WHAT NEEDS TO BE DONE
Repeat exactly each line of the data provided below.

DATA SECTION
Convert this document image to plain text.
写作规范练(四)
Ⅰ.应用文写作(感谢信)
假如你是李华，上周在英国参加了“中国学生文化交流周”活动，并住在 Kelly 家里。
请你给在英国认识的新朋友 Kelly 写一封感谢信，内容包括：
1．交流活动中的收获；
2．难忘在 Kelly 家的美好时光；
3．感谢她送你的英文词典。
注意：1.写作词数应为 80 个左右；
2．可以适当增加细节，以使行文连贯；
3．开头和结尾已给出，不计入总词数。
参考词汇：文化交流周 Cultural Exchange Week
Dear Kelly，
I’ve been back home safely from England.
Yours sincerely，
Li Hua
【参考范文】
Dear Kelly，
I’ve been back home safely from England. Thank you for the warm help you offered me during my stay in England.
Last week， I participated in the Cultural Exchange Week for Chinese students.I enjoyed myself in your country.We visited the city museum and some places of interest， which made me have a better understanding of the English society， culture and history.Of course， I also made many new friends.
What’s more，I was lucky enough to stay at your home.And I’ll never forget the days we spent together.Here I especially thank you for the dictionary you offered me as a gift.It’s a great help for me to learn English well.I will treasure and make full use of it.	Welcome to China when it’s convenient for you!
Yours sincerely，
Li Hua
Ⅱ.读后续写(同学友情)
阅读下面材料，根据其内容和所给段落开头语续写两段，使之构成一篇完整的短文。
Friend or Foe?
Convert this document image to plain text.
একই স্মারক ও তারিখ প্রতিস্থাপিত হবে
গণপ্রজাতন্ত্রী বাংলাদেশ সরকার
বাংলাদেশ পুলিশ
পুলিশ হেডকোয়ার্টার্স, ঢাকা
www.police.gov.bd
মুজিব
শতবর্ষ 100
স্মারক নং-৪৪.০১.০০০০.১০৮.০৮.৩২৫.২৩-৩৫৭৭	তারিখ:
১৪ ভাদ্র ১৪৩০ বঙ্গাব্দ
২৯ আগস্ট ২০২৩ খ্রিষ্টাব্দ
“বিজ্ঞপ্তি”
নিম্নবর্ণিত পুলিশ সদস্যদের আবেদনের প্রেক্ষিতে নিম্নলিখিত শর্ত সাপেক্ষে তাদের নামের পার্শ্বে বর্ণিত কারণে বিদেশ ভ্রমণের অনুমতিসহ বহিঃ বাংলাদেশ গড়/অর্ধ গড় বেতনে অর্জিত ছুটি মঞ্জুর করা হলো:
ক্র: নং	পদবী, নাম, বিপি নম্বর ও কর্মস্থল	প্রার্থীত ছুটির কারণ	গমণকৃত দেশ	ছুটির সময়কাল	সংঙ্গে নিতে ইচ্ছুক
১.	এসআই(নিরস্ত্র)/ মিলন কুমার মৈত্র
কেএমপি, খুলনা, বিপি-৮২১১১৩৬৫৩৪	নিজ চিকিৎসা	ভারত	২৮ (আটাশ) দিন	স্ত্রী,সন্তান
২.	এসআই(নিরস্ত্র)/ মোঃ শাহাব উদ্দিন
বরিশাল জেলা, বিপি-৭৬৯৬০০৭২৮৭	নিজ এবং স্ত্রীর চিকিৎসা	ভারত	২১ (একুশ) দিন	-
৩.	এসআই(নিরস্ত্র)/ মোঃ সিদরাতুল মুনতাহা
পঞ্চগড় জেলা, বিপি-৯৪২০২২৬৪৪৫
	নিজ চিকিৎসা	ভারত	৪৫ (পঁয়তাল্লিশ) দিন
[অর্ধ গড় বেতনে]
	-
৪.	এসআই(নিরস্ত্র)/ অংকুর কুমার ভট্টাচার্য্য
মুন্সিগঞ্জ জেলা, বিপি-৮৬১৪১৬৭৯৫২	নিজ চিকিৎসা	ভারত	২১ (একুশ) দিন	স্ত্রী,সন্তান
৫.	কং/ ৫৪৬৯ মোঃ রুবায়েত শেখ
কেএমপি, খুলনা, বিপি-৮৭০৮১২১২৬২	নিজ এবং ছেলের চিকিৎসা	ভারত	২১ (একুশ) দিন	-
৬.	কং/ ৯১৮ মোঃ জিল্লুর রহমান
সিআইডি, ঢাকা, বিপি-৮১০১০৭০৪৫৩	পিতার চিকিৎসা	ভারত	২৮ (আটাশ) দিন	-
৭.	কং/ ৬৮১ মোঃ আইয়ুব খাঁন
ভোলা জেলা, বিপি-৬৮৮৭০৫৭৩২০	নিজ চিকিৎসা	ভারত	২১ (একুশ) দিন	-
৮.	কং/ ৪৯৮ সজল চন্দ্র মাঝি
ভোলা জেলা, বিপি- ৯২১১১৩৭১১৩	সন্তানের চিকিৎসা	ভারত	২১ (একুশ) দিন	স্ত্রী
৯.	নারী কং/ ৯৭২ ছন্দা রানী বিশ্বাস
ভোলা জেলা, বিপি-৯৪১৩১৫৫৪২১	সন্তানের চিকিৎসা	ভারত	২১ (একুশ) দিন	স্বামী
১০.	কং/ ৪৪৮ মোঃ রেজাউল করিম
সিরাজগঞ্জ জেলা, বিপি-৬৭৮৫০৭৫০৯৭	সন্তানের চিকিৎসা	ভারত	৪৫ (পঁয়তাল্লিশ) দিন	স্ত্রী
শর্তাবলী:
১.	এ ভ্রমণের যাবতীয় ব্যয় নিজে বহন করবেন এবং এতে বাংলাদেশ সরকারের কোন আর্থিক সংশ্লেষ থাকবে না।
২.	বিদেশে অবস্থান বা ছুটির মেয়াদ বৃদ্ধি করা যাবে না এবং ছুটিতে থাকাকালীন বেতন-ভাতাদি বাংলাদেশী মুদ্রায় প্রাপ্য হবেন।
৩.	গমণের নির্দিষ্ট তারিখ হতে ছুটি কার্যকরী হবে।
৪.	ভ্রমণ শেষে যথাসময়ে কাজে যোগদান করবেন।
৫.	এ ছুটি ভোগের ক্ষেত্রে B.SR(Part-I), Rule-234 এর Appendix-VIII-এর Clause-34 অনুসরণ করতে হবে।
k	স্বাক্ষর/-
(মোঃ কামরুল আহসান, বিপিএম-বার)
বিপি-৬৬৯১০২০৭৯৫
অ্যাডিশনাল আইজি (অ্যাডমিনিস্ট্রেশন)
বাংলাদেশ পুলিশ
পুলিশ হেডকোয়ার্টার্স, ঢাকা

EXERCISE RESPONSE
Convert this document image to plain text.
写作规范练(四)
Ⅰ.应用文写作(感谢信)
假如你是李华，上周在英国参加了“中国学生文化交流周”活动，并住在 Kelly 家里。
请你给在英国认识的新朋友 Kelly 写一封感谢信，内容包括：
1．交流活动中的收获；
2．难忘在 Kelly 家的美好时光；
3．感谢她送你的英文词典。
注意：1.写作词数应为 80 个左右；
2．可以适当增加细节，以使行文连贯；
3．开头和结尾已给出，不计入总词数。
参考词汇：文化交流周 Cultural Exchange Week
Dear Kelly，
I’ve been back home safely from England.
Yours sincerely，
Li Hua
【参考范文】
Dear Kelly，
I’ve been back home safely from England. Thank you for the warm help you offered me during my stay in England.
Last week， I participated in the Cultural Exchange Week for Chinese students.I enjoyed myself in your country.We visited the city museum and some places of interest， which made me have a better understanding of the English society， culture and history.Of course， I also made many new friends.
What’s more，I was lucky enough to stay at your home.And I’ll never forget the days we spent together.Here I especially thank you for the dictionary you offered me as a gift.It’s a great help for me to learn English well.I will treasure and make full use of it.	Welcome to China when it’s convenient for you!
Yours sincerely，
Li Hua
Ⅱ.读后续写(同学友情)
阅读下面材料，根据其内容和所给段落开头语续写两段，使之构成一篇完整的短文。
Friend or Foe?
Convert this document image to plain text.
একই স্মারক ও তারিখ প্রতিস্থাপিত হবে
গণপ্রজাতন্ত্রী বাংলাদেশ সরকার
বাংলাদেশ পুলিশ
পুলিশ হেডকোয়ার্টার্স, ঢাকা
www.police.gov.bd
মুজিব
শতবর্ষ 100
স্মারক নং-৪৪.০১.০০০০.১০৮.০৮.৩২৫.২৩-৩৫৭৭	তারিখ:
১৪ ভাদ্র ১৪৩০ বঙ্গাব্দ
২৯ আগস্ট ২০২৩ খ্রিষ্টাব্দ
“বিজ্ঞপ্তি”
নিম্নবর্ণিত পুলিশ সদস্যদের আবেদনের প্রেক্ষিতে নিম্নলিখিত শর্ত সাপেক্ষে তাদের নামের পার্শ্বে বর্ণিত কারণে বিদেশ ভ্রমণের অনুমতিসহ বহিঃ বাংলাদেশ গড়/অর্ধ গড় বেতনে অর্জিত ছুটি মঞ্জুর করা হলো:
ক্র: নং	পদবী, নাম, বিপি নম্বর ও কর্মস্থল	প্রার্থীত ছুটির কারণ	গমণকৃত দেশ	ছুটির সময়কাল	সংঙ্গে নিতে ইচ্ছুক
১.	এসআই(নিরস্ত্র)/ মিলন কুমার মৈত্র
কেএমপি, খুলনা, বিপি-৮২১১১৩৬৫৩৪	নিজ চিকিৎসা	ভারত	২৮ (আটাশ) দিন	স্ত্রী,সন্তান
২.	এসআই(নিরস্ত্র)/ মোঃ শাহাব উদ্দিন
বরিশাল জেলা, বিপি-৭৬৯৬০০৭২৮৭	নিজ এবং স্ত্রীর চিকিৎসা	ভারত	২১ (একুশ) দিন	-
৩.	এসআই(নিরস্ত্র)/ মোঃ সিদরাতুল মুনতাহা
পঞ্চগড় জেলা, বিপি-৯৪২০২২৬৪৪৫
	নিজ চিকিৎসা	ভারত	৪৫ (পঁয়তাল্লিশ) দিন
[অর্ধ গড় বেতনে]
	-
৪.	এসআই(নিরস্ত্র)/ অংকুর কুমার ভট্টাচার্য্য
মুন্সিগঞ্জ জেলা, বিপি-৮৬১৪১৬৭৯৫২	নিজ চিকিৎসা	ভারত	২১ (একুশ) দিন	স্ত্রী,সন্তান
৫.	কং/ ৫৪৬৯ মোঃ রুবায়েত শেখ
কেএমপি, খুলনা, বিপি-৮৭০৮১২১২৬২	নিজ এবং ছেলের চিকিৎসা	ভারত	২১ (একুশ) দিন	-
৬.	কং/ ৯১৮ মোঃ জিল্লুর রহমান
সিআইডি, ঢাকা, বিপি-৮১০১০৭০৪৫৩	পিতার চিকিৎসা	ভারত	২৮ (আটাশ) দিন	-
৭.	কং/ ৬৮১ মোঃ আইয়ুব খাঁন
ভোলা জেলা, বিপি-৬৮৮৭০৫৭৩২০	নিজ চিকিৎসা	ভারত	২১ (একুশ) দিন	-
৮.	কং/ ৪৯৮ সজল চন্দ্র মাঝি
ভোলা জেলা, বিপি- ৯২১১১৩৭১১৩	সন্তানের চিকিৎসা	ভারত	২১ (একুশ) দিন	স্ত্রী
৯.	নারী কং/ ৯৭২ ছন্দা রানী বিশ্বাস
ভোলা জেলা, বিপি-৯৪১৩১৫৫৪২১	সন্তানের চিকিৎসা	ভারত	২১ (একুশ) দিন	স্বামী
১০.	কং/ ৪৪৮ মোঃ রেজাউল করিম
সিরাজগঞ্জ জেলা, বিপি-৬৭৮৫০৭৫০৯৭	সন্তানের চিকিৎসা	ভারত	৪৫ (পঁয়তাল্লিশ) দিন	স্ত্রী
শর্তাবলী:
১.	এ ভ্রমণের যাবতীয় ব্যয় নিজে বহন করবেন এবং এতে বাংলাদেশ সরকারের কোন আর্থিক সংশ্লেষ থাকবে না।
২.	বিদেশে অবস্থান বা ছুটির মেয়াদ বৃদ্ধি করা যাবে না এবং ছুটিতে থাকাকালীন বেতন-ভাতাদি বাংলাদেশী মুদ্রায় প্রাপ্য হবেন।
৩.	গমণের নির্দিষ্ট তারিখ হতে ছুটি কার্যকরী হবে।
৪.	ভ্রমণ শেষে যথাসময়ে কাজে যোগদান করবেন।
৫.	এ ছুটি ভোগের ক্ষেত্রে B.SR(Part-I), Rule-234 এর Appendix-VIII-এর Clause-34 অনুসরণ করতে হবে।
k	স্বাক্ষর/-
(মোঃ কামরুল আহসান, বিপিএম-বার)
বিপি-৬৬৯১০২০৭৯৫
অ্যাডিশনাল আইজি (অ্যাডমিনিস্ট্রেশন)
বাংলাদেশ পুলিশ
পুলিশ হেডকোয়ার্টার্স, ঢাকা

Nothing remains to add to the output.